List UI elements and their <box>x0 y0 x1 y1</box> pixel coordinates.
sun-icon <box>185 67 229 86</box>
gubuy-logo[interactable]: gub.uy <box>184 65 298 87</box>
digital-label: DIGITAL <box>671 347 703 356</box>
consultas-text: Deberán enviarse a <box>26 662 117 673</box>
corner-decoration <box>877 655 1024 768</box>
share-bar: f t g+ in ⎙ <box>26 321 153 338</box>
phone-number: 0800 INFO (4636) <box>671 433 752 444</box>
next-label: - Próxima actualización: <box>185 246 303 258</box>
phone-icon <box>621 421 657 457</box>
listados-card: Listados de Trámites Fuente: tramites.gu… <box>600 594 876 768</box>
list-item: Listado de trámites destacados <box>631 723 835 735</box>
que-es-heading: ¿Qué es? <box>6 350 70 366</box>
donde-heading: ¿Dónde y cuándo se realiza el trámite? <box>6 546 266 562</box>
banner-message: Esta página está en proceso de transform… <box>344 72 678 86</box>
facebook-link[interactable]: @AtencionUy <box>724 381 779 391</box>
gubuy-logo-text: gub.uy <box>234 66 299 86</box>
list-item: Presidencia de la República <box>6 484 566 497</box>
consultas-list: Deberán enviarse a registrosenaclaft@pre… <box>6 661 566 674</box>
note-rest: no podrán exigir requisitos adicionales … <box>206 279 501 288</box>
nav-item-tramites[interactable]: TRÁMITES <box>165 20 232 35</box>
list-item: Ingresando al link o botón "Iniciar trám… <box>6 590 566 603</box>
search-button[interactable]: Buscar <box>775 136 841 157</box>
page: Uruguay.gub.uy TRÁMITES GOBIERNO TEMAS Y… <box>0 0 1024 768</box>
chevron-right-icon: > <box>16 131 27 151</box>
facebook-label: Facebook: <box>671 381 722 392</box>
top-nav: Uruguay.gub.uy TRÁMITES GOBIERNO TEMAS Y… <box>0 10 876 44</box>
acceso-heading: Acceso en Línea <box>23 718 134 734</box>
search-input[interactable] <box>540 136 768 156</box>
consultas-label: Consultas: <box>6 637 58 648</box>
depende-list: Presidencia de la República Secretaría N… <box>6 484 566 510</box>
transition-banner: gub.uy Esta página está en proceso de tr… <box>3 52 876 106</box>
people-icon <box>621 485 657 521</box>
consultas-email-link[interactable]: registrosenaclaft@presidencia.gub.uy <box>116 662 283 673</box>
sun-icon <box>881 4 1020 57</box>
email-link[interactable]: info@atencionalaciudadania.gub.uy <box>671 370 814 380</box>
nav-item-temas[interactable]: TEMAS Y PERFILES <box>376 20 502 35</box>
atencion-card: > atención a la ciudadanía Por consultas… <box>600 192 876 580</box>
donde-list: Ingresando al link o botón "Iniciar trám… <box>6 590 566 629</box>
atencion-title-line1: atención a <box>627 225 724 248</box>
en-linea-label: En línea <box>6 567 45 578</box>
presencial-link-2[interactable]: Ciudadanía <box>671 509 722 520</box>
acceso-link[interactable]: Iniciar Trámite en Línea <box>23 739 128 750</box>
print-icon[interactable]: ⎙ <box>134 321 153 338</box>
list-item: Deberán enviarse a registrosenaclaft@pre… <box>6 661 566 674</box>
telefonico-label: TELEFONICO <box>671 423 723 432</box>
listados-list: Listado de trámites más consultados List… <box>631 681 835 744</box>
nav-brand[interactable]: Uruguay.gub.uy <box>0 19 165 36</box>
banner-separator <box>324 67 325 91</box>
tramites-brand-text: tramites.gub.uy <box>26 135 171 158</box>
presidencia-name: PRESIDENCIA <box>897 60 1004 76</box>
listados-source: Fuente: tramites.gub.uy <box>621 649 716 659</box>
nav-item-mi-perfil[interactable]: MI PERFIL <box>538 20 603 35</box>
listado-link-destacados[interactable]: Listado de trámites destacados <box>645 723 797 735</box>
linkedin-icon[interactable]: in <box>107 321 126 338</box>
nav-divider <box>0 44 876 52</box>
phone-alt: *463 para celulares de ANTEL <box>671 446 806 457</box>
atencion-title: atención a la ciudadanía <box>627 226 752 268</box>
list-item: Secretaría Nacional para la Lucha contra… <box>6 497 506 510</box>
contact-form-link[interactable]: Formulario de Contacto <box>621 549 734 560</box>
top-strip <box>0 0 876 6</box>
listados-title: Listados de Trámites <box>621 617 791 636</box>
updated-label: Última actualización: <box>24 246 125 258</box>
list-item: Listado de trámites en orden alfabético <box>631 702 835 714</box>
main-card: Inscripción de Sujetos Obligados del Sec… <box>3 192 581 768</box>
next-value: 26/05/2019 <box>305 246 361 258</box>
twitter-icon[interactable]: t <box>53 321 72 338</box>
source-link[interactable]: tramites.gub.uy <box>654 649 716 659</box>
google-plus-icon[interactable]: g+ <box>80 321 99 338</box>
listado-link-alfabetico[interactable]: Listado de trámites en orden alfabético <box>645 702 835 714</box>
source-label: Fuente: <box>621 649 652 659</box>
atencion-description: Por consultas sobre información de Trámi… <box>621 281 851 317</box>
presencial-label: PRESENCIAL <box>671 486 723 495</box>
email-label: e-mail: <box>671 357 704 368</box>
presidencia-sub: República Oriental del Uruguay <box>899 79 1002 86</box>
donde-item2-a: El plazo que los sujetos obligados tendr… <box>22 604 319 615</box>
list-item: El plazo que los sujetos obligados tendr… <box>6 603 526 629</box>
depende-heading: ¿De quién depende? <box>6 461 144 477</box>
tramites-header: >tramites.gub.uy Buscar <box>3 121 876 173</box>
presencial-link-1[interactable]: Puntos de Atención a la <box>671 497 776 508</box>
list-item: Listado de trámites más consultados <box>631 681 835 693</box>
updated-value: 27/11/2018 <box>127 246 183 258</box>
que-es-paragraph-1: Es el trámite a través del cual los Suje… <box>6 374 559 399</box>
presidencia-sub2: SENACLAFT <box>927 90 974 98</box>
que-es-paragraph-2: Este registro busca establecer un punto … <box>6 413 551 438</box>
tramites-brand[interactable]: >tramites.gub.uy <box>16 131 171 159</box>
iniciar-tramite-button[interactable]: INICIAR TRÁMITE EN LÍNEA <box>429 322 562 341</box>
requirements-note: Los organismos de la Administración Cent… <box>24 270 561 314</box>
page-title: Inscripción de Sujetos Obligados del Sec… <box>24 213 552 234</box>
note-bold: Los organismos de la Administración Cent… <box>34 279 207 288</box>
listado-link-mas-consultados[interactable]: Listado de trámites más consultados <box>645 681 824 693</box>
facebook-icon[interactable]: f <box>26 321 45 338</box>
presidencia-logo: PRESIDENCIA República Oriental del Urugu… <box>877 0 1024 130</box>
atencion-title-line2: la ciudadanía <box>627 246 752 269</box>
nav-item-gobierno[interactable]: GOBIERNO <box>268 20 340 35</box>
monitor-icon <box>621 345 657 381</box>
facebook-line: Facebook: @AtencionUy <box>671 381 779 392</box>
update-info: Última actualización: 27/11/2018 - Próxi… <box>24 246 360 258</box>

==*==

Output the stretch of the listing from the start through the line containing "sun-icon <box>881 4 1020 57</box>", reproducing each line exactly, with nothing else included.

List UI elements and their <box>x0 y0 x1 y1</box> pixel coordinates.
sun-icon <box>185 67 229 86</box>
gubuy-logo[interactable]: gub.uy <box>184 65 298 87</box>
digital-label: DIGITAL <box>671 347 703 356</box>
consultas-text: Deberán enviarse a <box>26 662 117 673</box>
corner-decoration <box>877 655 1024 768</box>
share-bar: f t g+ in ⎙ <box>26 321 153 338</box>
phone-number: 0800 INFO (4636) <box>671 433 752 444</box>
next-label: - Próxima actualización: <box>185 246 303 258</box>
phone-icon <box>621 421 657 457</box>
listados-card: Listados de Trámites Fuente: tramites.gu… <box>600 594 876 768</box>
list-item: Listado de trámites destacados <box>631 723 835 735</box>
que-es-heading: ¿Qué es? <box>6 350 70 366</box>
donde-heading: ¿Dónde y cuándo se realiza el trámite? <box>6 546 266 562</box>
banner-message: Esta página está en proceso de transform… <box>344 72 678 86</box>
facebook-link[interactable]: @AtencionUy <box>724 381 779 391</box>
gubuy-logo-text: gub.uy <box>234 66 299 86</box>
list-item: Presidencia de la República <box>6 484 566 497</box>
consultas-list: Deberán enviarse a registrosenaclaft@pre… <box>6 661 566 674</box>
note-rest: no podrán exigir requisitos adicionales … <box>206 279 501 288</box>
nav-item-tramites[interactable]: TRÁMITES <box>165 20 232 35</box>
list-item: Ingresando al link o botón "Iniciar trám… <box>6 590 566 603</box>
search-button[interactable]: Buscar <box>775 136 841 157</box>
page: Uruguay.gub.uy TRÁMITES GOBIERNO TEMAS Y… <box>0 0 1024 768</box>
chevron-right-icon: > <box>16 131 27 151</box>
facebook-label: Facebook: <box>671 381 722 392</box>
top-nav: Uruguay.gub.uy TRÁMITES GOBIERNO TEMAS Y… <box>0 10 876 44</box>
acceso-heading: Acceso en Línea <box>23 718 134 734</box>
search-input[interactable] <box>540 136 768 156</box>
consultas-label: Consultas: <box>6 637 58 648</box>
depende-list: Presidencia de la República Secretaría N… <box>6 484 566 510</box>
transition-banner: gub.uy Esta página está en proceso de tr… <box>3 52 876 106</box>
people-icon <box>621 485 657 521</box>
consultas-email-link[interactable]: registrosenaclaft@presidencia.gub.uy <box>116 662 283 673</box>
sun-icon <box>881 4 1020 57</box>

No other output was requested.